═════ Dataset ═════
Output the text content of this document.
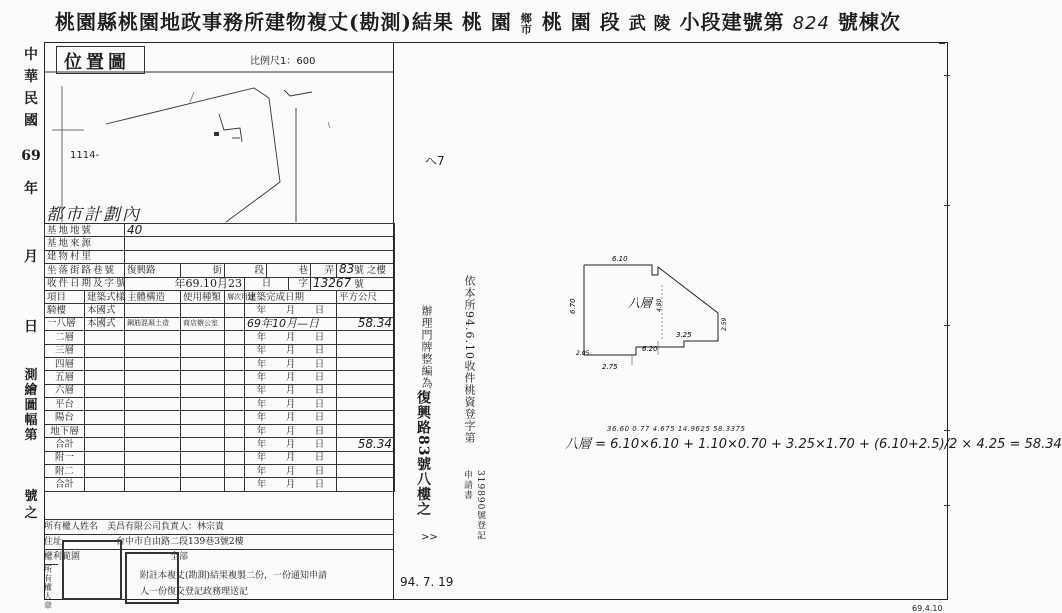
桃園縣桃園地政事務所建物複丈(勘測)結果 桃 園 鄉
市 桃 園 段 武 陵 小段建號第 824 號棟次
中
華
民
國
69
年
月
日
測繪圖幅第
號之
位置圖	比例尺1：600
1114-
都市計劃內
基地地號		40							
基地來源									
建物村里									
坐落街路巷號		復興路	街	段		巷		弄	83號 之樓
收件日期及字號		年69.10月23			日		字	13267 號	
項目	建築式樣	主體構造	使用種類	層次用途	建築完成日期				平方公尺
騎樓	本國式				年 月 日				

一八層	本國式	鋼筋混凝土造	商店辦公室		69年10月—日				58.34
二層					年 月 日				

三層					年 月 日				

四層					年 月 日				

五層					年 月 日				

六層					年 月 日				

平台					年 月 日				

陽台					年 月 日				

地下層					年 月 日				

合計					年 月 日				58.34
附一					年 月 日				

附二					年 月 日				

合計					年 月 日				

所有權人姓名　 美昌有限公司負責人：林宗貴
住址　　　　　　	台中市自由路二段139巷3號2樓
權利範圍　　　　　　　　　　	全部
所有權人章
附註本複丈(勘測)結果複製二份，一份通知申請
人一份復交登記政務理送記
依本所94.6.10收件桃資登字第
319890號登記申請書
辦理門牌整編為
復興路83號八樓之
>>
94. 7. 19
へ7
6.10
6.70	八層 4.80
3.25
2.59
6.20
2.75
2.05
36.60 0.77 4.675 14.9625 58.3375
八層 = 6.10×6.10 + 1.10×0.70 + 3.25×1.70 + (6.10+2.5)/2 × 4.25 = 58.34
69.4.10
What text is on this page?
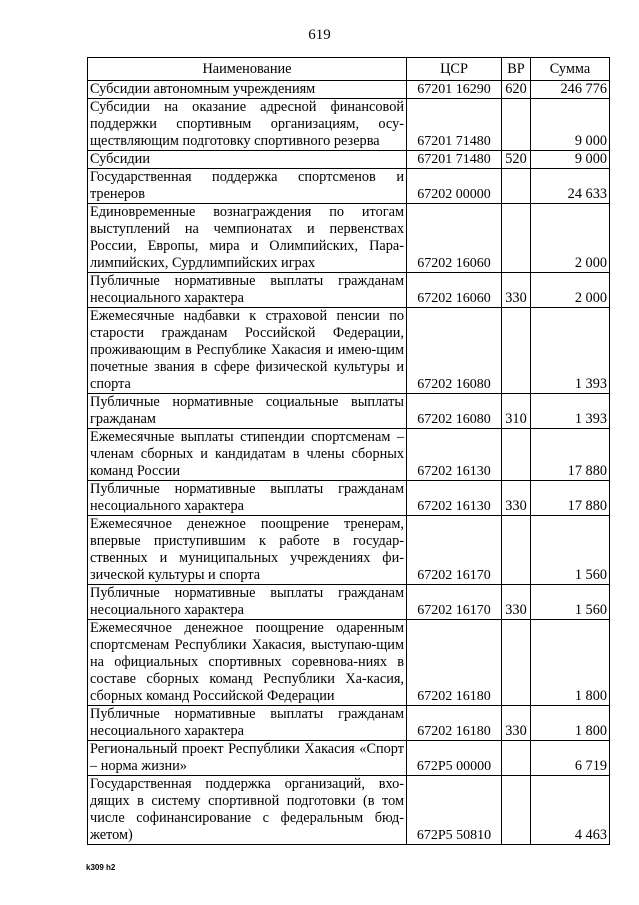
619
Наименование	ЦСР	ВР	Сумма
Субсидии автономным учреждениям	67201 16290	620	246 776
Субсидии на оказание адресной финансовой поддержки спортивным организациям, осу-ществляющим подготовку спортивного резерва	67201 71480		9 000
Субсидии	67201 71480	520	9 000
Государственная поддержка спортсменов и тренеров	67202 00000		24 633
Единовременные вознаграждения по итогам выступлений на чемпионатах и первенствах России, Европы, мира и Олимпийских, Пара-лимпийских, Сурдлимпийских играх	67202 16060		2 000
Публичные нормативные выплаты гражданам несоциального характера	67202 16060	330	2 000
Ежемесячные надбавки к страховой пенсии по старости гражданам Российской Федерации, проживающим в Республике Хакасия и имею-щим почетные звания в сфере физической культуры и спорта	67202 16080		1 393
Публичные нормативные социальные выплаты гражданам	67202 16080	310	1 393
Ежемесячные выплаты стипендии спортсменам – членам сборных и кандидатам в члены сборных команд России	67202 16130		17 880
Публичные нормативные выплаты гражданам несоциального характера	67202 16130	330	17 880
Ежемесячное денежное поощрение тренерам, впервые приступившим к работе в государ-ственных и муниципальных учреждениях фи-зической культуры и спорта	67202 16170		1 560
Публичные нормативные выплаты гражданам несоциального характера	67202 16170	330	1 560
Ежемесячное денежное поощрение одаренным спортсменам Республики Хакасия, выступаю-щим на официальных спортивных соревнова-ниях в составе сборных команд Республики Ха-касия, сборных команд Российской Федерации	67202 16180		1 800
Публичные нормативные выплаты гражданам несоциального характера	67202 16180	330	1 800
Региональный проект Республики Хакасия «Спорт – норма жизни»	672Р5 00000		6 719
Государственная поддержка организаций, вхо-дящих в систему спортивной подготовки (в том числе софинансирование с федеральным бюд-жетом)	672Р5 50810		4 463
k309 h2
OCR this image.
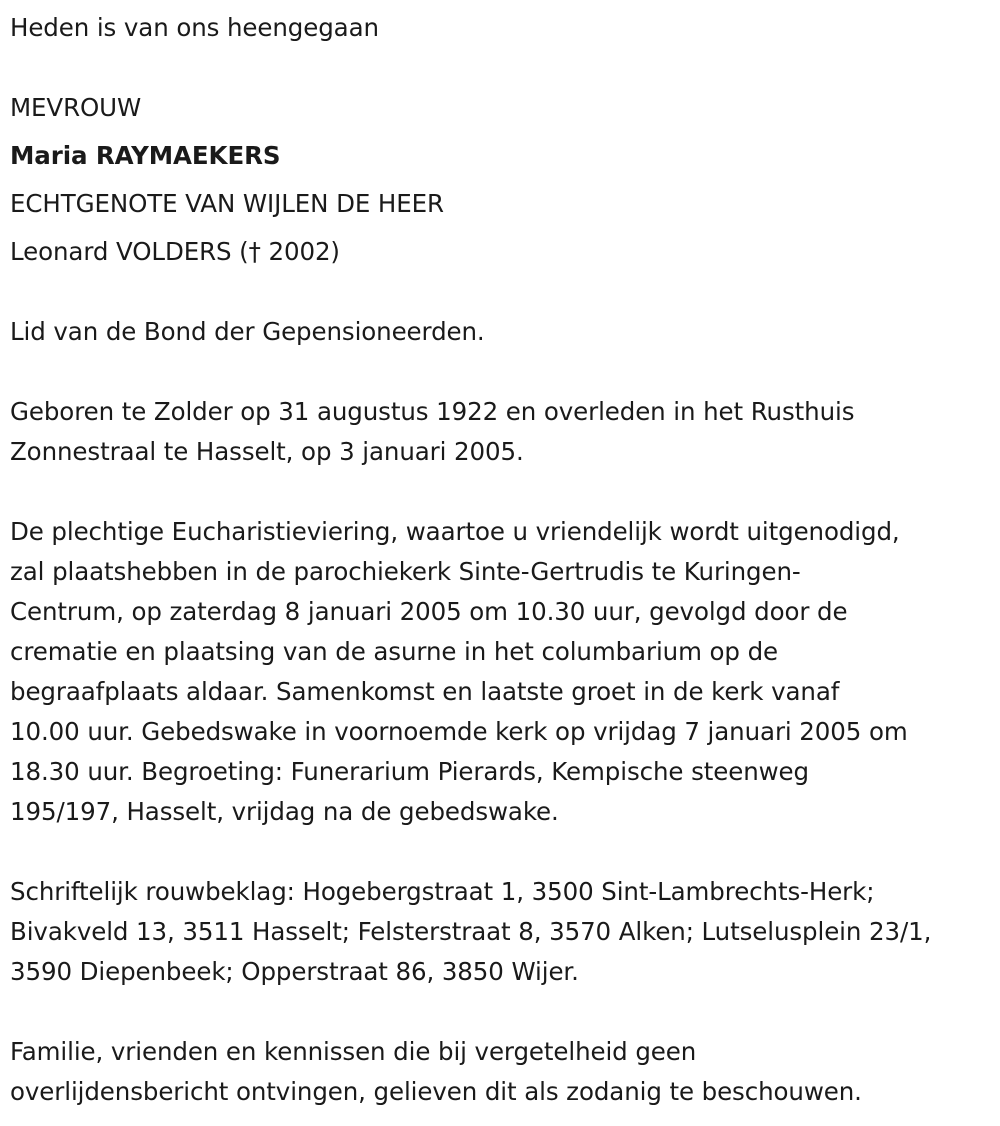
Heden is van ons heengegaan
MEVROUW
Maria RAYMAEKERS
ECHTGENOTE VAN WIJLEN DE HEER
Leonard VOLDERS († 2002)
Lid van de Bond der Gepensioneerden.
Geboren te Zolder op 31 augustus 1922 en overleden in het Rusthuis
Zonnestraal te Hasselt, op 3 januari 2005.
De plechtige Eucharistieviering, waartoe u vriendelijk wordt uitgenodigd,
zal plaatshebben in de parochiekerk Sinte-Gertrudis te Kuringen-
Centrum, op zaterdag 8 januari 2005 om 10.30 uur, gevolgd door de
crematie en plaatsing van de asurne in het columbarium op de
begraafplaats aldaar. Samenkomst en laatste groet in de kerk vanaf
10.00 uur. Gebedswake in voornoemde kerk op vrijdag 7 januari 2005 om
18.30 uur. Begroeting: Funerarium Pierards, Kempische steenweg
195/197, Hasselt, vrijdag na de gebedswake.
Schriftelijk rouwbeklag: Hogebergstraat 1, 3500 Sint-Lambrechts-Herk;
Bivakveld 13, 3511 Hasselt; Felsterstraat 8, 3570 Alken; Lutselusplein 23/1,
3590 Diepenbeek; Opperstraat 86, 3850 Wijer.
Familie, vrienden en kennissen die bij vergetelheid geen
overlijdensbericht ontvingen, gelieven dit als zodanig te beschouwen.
═════
Keep the pictures out of the copy and return the rest of the data above exactly.

Output the text content of this document.
桃園縣桃園地政事務所建物複丈(勘測)結果 桃 園 鄉
市 桃 園 段 武 陵 小段建號第 824 號棟次
中
華
民
國
69
年
月
日
測繪圖幅第
號之
位置圖	比例尺1：600
1114-
都市計劃內
基地地號		40							
基地來源									
建物村里									
坐落街路巷號		復興路	街	段		巷		弄	83號 之樓
收件日期及字號		年69.10月23			日		字	13267 號	
項目	建築式樣	主體構造	使用種類	層次用途	建築完成日期				平方公尺
騎樓	本國式				年 月 日				

一八層	本國式	鋼筋混凝土造	商店辦公室		69年10月—日				58.34
二層					年 月 日				

三層					年 月 日				

四層					年 月 日				

五層					年 月 日				

六層					年 月 日				

平台					年 月 日				

陽台					年 月 日				

地下層					年 月 日				

合計					年 月 日				58.34
附一					年 月 日				

附二					年 月 日				

合計					年 月 日				

所有權人姓名　 美昌有限公司負責人：林宗貴
住址　　　　　　	台中市自由路二段139巷3號2樓
權利範圍　　　　　　　　　　	全部
所有權人章
附註本複丈(勘測)結果複製二份，一份通知申請
人一份復交登記政務理送記
依本所94.6.10收件桃資登字第
319890號登記申請書
辦理門牌整編為
復興路83號八樓之
>>
94. 7. 19
へ7
6.10
6.70	八層 4.80
3.25
2.59
6.20
2.75
2.05
36.60 0.77 4.675 14.9625 58.3375
八層 = 6.10×6.10 + 1.10×0.70 + 3.25×1.70 + (6.10+2.5)/2 × 4.25 = 58.34
69.4.10
What text is on this page?
619
Наименование	ЦСР	ВР	Сумма
Субсидии автономным учреждениям	67201 16290	620	246 776
Субсидии на оказание адресной финансовой поддержки спортивным организациям, осу-ществляющим подготовку спортивного резерва	67201 71480		9 000
Субсидии	67201 71480	520	9 000
Государственная поддержка спортсменов и тренеров	67202 00000		24 633
Единовременные вознаграждения по итогам выступлений на чемпионатах и первенствах России, Европы, мира и Олимпийских, Пара-лимпийских, Сурдлимпийских играх	67202 16060		2 000
Публичные нормативные выплаты гражданам несоциального характера	67202 16060	330	2 000
Ежемесячные надбавки к страховой пенсии по старости гражданам Российской Федерации, проживающим в Республике Хакасия и имею-щим почетные звания в сфере физической культуры и спорта	67202 16080		1 393
Публичные нормативные социальные выплаты гражданам	67202 16080	310	1 393
Ежемесячные выплаты стипендии спортсменам – членам сборных и кандидатам в члены сборных команд России	67202 16130		17 880
Публичные нормативные выплаты гражданам несоциального характера	67202 16130	330	17 880
Ежемесячное денежное поощрение тренерам, впервые приступившим к работе в государ-ственных и муниципальных учреждениях фи-зической культуры и спорта	67202 16170		1 560
Публичные нормативные выплаты гражданам несоциального характера	67202 16170	330	1 560
Ежемесячное денежное поощрение одаренным спортсменам Республики Хакасия, выступаю-щим на официальных спортивных соревнова-ниях в составе сборных команд Республики Ха-касия, сборных команд Российской Федерации	67202 16180		1 800
Публичные нормативные выплаты гражданам несоциального характера	67202 16180	330	1 800
Региональный проект Республики Хакасия «Спорт – норма жизни»	672Р5 00000		6 719
Государственная поддержка организаций, вхо-дящих в систему спортивной подготовки (в том числе софинансирование с федеральным бюд-жетом)	672Р5 50810		4 463
k309 h2
OCR this image.
Heden is van ons heengegaan
MEVROUW
Maria RAYMAEKERS
ECHTGENOTE VAN WIJLEN DE HEER
Leonard VOLDERS († 2002)
Lid van de Bond der Gepensioneerden.
Geboren te Zolder op 31 augustus 1922 en overleden in het Rusthuis
Zonnestraal te Hasselt, op 3 januari 2005.
De plechtige Eucharistieviering, waartoe u vriendelijk wordt uitgenodigd,
zal plaatshebben in de parochiekerk Sinte-Gertrudis te Kuringen-
Centrum, op zaterdag 8 januari 2005 om 10.30 uur, gevolgd door de
crematie en plaatsing van de asurne in het columbarium op de
begraafplaats aldaar. Samenkomst en laatste groet in de kerk vanaf
10.00 uur. Gebedswake in voornoemde kerk op vrijdag 7 januari 2005 om
18.30 uur. Begroeting: Funerarium Pierards, Kempische steenweg
195/197, Hasselt, vrijdag na de gebedswake.
Schriftelijk rouwbeklag: Hogebergstraat 1, 3500 Sint-Lambrechts-Herk;
Bivakveld 13, 3511 Hasselt; Felsterstraat 8, 3570 Alken; Lutselusplein 23/1,
3590 Diepenbeek; Opperstraat 86, 3850 Wijer.
Familie, vrienden en kennissen die bij vergetelheid geen
overlijdensbericht ontvingen, gelieven dit als zodanig te beschouwen.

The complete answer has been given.